#### [Prompt]
Go through the material and tally the lines containing the string "qilib". Give the total alone.

#### [Excerpted data]
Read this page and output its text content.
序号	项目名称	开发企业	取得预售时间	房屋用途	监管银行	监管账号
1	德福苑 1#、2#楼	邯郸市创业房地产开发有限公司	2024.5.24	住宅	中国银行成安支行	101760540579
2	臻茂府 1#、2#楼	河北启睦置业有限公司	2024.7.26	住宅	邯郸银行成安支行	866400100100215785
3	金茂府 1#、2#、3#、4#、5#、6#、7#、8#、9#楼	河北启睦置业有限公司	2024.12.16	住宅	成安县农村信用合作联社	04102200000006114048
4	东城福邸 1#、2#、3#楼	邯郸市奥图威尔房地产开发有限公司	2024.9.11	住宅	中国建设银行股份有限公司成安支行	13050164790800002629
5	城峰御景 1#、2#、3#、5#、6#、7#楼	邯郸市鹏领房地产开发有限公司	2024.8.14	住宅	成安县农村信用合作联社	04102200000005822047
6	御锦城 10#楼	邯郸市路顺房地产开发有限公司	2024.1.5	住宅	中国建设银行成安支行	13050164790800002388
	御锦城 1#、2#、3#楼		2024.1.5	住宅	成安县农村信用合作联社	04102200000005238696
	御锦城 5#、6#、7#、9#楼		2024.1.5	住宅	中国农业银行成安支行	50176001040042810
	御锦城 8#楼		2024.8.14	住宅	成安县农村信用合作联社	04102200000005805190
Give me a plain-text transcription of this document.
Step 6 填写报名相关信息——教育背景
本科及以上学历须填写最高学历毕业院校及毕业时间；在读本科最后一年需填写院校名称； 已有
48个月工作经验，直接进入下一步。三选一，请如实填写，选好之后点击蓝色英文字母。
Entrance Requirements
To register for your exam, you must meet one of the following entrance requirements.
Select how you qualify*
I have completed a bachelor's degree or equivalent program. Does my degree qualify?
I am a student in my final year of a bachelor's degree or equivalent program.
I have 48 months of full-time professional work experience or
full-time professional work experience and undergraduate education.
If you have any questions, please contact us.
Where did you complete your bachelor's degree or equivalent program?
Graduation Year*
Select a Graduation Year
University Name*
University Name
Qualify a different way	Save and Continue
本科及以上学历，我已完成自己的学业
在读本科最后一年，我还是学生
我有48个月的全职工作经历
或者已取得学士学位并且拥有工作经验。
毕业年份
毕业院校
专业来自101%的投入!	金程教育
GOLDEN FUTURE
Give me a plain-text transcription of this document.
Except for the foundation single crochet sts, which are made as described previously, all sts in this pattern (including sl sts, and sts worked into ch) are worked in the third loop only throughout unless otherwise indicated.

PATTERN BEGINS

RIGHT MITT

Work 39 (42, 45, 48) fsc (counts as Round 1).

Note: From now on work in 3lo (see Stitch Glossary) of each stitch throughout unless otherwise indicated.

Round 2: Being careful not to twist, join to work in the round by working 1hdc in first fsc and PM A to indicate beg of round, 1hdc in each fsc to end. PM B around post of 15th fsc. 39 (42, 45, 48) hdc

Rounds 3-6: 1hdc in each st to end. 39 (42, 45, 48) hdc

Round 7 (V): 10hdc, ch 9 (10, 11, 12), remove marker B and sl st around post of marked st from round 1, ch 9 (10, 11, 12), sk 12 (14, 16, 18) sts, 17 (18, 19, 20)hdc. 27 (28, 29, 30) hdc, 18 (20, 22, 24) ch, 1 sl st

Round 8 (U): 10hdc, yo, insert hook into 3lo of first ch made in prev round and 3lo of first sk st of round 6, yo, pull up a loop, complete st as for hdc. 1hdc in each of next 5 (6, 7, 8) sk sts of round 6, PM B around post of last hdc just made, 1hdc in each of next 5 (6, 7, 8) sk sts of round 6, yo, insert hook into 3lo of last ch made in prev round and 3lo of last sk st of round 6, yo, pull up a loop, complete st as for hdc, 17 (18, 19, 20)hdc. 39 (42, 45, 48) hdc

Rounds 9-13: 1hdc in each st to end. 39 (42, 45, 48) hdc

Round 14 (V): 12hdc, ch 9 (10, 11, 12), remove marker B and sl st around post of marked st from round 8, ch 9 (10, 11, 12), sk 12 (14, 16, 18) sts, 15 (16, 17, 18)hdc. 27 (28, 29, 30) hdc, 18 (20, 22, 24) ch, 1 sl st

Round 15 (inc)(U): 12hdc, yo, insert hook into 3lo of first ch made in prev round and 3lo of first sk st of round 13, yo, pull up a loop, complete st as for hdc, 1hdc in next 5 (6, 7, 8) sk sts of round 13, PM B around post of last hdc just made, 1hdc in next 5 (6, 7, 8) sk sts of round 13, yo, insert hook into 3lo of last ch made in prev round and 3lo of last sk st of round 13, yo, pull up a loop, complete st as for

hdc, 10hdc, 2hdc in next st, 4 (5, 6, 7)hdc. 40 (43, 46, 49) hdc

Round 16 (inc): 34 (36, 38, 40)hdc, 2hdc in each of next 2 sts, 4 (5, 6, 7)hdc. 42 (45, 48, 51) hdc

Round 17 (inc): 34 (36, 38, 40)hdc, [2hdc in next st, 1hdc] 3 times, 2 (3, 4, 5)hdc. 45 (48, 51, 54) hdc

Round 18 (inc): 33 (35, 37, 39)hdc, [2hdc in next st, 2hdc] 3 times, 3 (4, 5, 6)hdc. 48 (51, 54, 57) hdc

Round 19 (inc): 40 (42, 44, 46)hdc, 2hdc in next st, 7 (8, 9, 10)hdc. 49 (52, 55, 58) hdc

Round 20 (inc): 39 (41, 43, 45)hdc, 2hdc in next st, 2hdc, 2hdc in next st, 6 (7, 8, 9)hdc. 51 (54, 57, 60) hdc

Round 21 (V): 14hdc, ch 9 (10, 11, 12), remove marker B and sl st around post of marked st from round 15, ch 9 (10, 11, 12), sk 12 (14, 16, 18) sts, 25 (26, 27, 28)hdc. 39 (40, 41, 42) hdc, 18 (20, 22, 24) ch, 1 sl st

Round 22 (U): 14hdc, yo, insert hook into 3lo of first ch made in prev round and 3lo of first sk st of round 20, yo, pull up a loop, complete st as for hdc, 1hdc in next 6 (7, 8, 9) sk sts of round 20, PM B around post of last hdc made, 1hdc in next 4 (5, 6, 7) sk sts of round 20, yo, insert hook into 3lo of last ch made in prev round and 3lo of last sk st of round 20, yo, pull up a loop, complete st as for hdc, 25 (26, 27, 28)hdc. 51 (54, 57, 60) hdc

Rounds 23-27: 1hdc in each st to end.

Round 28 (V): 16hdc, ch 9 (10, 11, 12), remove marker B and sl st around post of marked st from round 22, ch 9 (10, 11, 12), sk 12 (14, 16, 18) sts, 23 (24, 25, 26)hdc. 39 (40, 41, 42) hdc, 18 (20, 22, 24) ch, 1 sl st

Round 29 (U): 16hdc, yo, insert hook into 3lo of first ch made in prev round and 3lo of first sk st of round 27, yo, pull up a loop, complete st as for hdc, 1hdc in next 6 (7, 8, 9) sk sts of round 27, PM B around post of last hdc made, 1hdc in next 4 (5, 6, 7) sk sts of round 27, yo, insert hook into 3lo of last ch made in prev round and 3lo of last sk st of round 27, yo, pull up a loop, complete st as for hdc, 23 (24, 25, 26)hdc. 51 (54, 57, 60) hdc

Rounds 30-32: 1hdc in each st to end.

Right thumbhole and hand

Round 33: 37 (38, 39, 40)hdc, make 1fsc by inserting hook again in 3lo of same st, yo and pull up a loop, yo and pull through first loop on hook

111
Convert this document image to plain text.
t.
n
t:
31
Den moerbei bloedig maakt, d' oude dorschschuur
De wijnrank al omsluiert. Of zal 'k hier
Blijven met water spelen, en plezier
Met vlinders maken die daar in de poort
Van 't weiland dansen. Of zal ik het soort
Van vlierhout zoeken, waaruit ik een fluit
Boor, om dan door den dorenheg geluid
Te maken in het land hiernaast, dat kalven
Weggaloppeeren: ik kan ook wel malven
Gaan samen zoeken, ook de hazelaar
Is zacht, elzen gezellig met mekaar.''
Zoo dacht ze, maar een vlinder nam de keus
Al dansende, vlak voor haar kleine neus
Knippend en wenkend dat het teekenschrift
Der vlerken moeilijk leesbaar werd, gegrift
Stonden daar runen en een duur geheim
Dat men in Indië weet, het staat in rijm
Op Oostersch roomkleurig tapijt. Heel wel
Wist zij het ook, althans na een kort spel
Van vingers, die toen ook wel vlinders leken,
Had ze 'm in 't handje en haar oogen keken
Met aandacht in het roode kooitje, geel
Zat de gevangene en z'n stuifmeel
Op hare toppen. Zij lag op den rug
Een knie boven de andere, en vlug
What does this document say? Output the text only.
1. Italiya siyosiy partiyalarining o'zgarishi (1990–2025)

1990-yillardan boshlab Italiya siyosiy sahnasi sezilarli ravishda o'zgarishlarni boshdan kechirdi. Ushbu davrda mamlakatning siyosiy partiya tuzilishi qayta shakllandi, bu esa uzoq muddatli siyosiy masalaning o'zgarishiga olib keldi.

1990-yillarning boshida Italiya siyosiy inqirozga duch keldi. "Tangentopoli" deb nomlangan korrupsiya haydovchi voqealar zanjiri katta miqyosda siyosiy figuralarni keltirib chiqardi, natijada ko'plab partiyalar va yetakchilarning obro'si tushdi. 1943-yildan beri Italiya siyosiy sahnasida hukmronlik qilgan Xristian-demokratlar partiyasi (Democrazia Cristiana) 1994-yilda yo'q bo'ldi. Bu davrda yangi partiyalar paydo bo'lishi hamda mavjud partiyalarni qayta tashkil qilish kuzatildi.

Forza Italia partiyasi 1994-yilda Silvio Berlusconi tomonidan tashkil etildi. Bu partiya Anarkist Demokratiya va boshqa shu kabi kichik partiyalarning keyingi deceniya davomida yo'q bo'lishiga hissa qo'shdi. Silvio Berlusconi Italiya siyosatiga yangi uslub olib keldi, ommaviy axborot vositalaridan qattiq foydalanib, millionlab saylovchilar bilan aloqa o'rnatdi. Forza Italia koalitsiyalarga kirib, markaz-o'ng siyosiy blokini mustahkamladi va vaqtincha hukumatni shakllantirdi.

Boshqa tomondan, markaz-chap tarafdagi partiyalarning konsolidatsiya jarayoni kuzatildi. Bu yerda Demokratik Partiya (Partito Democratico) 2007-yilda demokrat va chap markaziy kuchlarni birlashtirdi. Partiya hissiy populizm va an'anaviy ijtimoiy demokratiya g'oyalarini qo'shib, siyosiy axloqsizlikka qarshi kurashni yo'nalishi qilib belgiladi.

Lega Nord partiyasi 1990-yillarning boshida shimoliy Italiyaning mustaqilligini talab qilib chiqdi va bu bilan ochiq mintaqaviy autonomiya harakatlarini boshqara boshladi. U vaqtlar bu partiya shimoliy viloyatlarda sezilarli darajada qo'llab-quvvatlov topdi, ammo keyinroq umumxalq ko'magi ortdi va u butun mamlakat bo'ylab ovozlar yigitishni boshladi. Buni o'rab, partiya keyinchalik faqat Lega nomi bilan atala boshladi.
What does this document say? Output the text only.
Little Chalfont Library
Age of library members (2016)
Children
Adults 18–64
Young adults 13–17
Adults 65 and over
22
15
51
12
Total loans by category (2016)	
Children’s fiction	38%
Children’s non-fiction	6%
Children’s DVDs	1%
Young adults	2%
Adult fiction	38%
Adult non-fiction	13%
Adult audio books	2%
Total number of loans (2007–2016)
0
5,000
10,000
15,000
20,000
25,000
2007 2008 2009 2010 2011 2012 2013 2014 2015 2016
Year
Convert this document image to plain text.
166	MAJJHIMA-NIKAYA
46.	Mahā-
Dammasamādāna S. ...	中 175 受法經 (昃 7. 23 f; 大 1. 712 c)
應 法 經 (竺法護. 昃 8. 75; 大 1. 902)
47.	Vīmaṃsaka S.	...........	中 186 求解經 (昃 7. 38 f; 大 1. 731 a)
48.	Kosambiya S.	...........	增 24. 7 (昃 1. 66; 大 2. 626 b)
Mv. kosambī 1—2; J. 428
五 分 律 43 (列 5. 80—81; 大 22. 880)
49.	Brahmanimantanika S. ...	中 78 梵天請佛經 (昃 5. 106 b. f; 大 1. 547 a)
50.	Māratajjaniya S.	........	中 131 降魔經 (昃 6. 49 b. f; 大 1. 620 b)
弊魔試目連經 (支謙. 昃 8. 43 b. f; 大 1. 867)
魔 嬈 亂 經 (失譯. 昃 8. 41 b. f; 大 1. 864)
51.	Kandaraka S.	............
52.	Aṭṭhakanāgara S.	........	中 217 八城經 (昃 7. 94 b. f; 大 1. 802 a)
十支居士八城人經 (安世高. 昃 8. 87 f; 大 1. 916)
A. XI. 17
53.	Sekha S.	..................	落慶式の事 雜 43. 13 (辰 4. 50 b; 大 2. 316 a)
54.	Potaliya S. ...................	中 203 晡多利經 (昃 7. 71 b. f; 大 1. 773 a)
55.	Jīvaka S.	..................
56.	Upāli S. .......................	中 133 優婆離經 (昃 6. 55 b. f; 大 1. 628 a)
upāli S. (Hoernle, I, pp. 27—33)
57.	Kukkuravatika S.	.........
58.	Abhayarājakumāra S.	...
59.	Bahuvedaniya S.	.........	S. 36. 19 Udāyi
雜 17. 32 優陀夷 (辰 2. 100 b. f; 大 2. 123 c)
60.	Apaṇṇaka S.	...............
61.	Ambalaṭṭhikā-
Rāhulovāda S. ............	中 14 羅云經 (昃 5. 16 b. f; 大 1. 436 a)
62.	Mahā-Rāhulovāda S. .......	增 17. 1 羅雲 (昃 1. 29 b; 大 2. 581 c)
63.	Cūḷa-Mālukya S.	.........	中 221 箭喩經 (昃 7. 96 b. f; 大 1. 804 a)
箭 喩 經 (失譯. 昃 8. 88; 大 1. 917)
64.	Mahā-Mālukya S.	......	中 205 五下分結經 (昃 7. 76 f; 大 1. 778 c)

#### [Correct response]
2